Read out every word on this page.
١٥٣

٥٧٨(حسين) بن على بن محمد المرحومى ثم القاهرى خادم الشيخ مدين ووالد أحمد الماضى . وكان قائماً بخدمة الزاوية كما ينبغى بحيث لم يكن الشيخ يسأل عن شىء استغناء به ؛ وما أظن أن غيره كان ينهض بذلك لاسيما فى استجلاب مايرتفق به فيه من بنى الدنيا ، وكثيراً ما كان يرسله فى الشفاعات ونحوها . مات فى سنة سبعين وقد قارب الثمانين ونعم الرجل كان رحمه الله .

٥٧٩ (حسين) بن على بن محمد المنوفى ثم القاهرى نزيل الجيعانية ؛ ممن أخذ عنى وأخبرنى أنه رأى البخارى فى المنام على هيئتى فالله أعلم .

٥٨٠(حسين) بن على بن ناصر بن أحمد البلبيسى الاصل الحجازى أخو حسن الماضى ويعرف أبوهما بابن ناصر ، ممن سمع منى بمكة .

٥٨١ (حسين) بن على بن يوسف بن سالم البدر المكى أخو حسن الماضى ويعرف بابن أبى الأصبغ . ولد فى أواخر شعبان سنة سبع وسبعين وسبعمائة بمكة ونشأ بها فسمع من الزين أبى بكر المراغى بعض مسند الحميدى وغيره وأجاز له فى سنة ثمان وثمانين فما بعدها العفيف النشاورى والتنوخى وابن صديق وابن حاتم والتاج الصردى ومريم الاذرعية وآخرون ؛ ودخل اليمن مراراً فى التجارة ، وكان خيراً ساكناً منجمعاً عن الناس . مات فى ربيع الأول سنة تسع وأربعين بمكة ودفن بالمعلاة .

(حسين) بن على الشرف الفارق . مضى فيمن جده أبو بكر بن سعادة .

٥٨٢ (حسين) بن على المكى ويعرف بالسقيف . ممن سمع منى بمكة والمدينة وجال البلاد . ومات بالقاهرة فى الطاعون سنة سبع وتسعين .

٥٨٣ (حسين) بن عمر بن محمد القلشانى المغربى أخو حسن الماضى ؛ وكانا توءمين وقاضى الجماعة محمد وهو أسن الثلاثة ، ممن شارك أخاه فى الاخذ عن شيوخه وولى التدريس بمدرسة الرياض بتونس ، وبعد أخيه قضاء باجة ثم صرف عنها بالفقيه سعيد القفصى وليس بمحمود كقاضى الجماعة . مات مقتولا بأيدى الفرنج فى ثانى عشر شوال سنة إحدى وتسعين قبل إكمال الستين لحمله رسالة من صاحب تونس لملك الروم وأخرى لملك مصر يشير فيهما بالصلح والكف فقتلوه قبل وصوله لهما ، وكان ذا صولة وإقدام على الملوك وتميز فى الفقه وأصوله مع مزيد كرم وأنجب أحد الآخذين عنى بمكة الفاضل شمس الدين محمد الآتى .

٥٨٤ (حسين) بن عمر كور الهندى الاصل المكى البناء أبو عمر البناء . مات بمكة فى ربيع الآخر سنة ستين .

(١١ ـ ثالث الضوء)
- - - - -
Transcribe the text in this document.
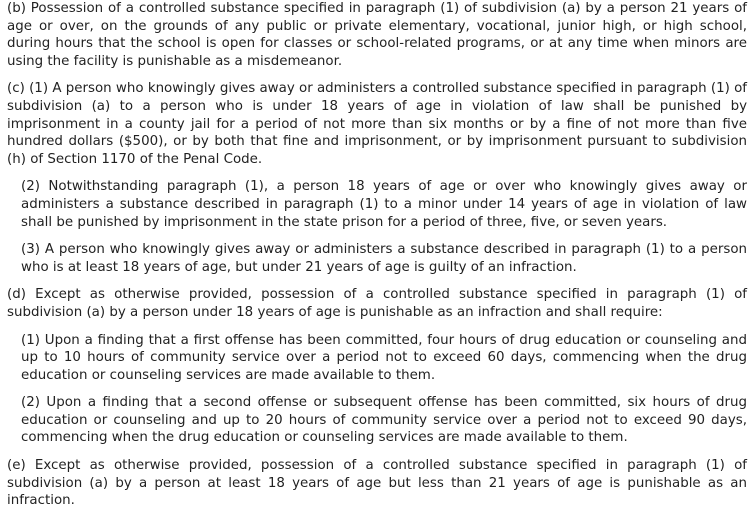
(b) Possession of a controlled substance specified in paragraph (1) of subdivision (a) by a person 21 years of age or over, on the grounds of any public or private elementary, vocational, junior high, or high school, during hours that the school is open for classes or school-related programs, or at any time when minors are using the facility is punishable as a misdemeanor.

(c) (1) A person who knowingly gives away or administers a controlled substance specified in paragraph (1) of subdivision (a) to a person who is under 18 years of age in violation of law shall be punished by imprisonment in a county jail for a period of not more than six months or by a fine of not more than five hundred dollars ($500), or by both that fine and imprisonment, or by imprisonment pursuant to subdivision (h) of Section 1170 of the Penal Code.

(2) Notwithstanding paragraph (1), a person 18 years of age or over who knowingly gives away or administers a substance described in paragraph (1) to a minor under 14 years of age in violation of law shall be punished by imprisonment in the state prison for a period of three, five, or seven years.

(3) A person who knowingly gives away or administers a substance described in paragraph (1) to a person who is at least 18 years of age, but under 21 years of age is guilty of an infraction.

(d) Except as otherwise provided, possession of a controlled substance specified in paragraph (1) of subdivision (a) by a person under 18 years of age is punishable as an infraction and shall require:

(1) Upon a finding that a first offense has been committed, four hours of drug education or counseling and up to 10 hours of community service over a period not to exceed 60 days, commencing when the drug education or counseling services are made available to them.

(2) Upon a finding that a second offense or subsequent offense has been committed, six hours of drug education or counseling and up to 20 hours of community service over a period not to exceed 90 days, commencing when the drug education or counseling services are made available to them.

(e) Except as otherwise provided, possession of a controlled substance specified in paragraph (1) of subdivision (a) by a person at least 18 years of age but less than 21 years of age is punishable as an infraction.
- - - - -
» **Task to complete**
Give only the count of lines in the data that include the string "committed".

» **Completed exercise**
2